WHAT TO WORK ON:
Output all of the entries below precisely as written.

Saved data entries
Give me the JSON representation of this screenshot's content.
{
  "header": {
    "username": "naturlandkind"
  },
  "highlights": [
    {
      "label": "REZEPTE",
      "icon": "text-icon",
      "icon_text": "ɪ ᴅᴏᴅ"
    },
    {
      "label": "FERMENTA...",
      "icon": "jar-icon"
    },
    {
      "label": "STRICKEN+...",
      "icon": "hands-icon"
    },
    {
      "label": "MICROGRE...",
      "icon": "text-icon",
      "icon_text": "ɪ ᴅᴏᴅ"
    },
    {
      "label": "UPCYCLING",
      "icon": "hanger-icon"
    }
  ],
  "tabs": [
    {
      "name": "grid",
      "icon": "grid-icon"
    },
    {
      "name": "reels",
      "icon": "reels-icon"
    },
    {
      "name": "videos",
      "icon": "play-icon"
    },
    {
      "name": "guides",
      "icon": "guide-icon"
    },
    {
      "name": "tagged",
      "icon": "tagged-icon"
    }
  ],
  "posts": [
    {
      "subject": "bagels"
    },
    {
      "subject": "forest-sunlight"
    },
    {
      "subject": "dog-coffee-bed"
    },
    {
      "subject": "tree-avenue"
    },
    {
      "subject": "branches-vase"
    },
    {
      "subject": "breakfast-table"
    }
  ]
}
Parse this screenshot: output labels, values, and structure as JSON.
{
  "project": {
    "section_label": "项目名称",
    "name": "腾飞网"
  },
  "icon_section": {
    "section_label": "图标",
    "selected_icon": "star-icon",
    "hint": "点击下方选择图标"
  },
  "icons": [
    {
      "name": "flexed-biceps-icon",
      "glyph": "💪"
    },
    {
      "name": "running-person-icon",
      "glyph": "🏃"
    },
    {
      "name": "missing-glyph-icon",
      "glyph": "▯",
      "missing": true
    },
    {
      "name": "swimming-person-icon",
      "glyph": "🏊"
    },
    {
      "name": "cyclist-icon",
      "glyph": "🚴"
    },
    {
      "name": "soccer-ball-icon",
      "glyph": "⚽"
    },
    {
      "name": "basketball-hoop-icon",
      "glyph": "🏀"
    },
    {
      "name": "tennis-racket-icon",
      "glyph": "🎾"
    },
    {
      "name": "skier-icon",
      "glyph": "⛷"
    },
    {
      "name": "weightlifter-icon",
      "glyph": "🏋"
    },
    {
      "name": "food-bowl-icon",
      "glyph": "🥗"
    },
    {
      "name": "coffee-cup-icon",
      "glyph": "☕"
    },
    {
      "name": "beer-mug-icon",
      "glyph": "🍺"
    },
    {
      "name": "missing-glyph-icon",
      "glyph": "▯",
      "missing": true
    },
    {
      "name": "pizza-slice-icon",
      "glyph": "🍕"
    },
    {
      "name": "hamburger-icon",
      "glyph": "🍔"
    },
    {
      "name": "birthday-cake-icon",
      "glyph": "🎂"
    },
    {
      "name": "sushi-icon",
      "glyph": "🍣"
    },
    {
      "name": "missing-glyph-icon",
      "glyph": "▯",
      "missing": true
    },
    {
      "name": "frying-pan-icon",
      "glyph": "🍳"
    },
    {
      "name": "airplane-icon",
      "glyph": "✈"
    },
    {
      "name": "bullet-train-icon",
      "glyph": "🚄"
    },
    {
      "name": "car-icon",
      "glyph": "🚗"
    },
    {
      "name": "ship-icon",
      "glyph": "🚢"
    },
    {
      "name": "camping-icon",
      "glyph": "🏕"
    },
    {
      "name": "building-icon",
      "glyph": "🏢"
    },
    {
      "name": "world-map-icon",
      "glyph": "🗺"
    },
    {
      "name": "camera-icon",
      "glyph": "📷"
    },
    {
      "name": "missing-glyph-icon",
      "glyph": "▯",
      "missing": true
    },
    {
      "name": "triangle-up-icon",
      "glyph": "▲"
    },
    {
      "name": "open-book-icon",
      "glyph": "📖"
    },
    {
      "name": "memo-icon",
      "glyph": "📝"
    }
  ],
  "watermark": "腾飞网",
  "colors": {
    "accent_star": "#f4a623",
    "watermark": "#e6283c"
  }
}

SOLVED EXERCISE:
Give me the JSON representation of this screenshot's content.
{
  "header": {
    "username": "naturlandkind"
  },
  "highlights": [
    {
      "label": "REZEPTE",
      "icon": "text-icon",
      "icon_text": "ɪ ᴅᴏᴅ"
    },
    {
      "label": "FERMENTA...",
      "icon": "jar-icon"
    },
    {
      "label": "STRICKEN+...",
      "icon": "hands-icon"
    },
    {
      "label": "MICROGRE...",
      "icon": "text-icon",
      "icon_text": "ɪ ᴅᴏᴅ"
    },
    {
      "label": "UPCYCLING",
      "icon": "hanger-icon"
    }
  ],
  "tabs": [
    {
      "name": "grid",
      "icon": "grid-icon"
    },
    {
      "name": "reels",
      "icon": "reels-icon"
    },
    {
      "name": "videos",
      "icon": "play-icon"
    },
    {
      "name": "guides",
      "icon": "guide-icon"
    },
    {
      "name": "tagged",
      "icon": "tagged-icon"
    }
  ],
  "posts": [
    {
      "subject": "bagels"
    },
    {
      "subject": "forest-sunlight"
    },
    {
      "subject": "dog-coffee-bed"
    },
    {
      "subject": "tree-avenue"
    },
    {
      "subject": "branches-vase"
    },
    {
      "subject": "breakfast-table"
    }
  ]
}
Parse this screenshot: output labels, values, and structure as JSON.
{
  "project": {
    "section_label": "项目名称",
    "name": "腾飞网"
  },
  "icon_section": {
    "section_label": "图标",
    "selected_icon": "star-icon",
    "hint": "点击下方选择图标"
  },
  "icons": [
    {
      "name": "flexed-biceps-icon",
      "glyph": "💪"
    },
    {
      "name": "running-person-icon",
      "glyph": "🏃"
    },
    {
      "name": "missing-glyph-icon",
      "glyph": "▯",
      "missing": true
    },
    {
      "name": "swimming-person-icon",
      "glyph": "🏊"
    },
    {
      "name": "cyclist-icon",
      "glyph": "🚴"
    },
    {
      "name": "soccer-ball-icon",
      "glyph": "⚽"
    },
    {
      "name": "basketball-hoop-icon",
      "glyph": "🏀"
    },
    {
      "name": "tennis-racket-icon",
      "glyph": "🎾"
    },
    {
      "name": "skier-icon",
      "glyph": "⛷"
    },
    {
      "name": "weightlifter-icon",
      "glyph": "🏋"
    },
    {
      "name": "food-bowl-icon",
      "glyph": "🥗"
    },
    {
      "name": "coffee-cup-icon",
      "glyph": "☕"
    },
    {
      "name": "beer-mug-icon",
      "glyph": "🍺"
    },
    {
      "name": "missing-glyph-icon",
      "glyph": "▯",
      "missing": true
    },
    {
      "name": "pizza-slice-icon",
      "glyph": "🍕"
    },
    {
      "name": "hamburger-icon",
      "glyph": "🍔"
    },
    {
      "name": "birthday-cake-icon",
      "glyph": "🎂"
    },
    {
      "name": "sushi-icon",
      "glyph": "🍣"
    },
    {
      "name": "missing-glyph-icon",
      "glyph": "▯",
      "missing": true
    },
    {
      "name": "frying-pan-icon",
      "glyph": "🍳"
    },
    {
      "name": "airplane-icon",
      "glyph": "✈"
    },
    {
      "name": "bullet-train-icon",
      "glyph": "🚄"
    },
    {
      "name": "car-icon",
      "glyph": "🚗"
    },
    {
      "name": "ship-icon",
      "glyph": "🚢"
    },
    {
      "name": "camping-icon",
      "glyph": "🏕"
    },
    {
      "name": "building-icon",
      "glyph": "🏢"
    },
    {
      "name": "world-map-icon",
      "glyph": "🗺"
    },
    {
      "name": "camera-icon",
      "glyph": "📷"
    },
    {
      "name": "missing-glyph-icon",
      "glyph": "▯",
      "missing": true
    },
    {
      "name": "triangle-up-icon",
      "glyph": "▲"
    },
    {
      "name": "open-book-icon",
      "glyph": "📖"
    },
    {
      "name": "memo-icon",
      "glyph": "📝"
    }
  ],
  "watermark": "腾飞网",
  "colors": {
    "accent_star": "#f4a623",
    "watermark": "#e6283c"
  }
}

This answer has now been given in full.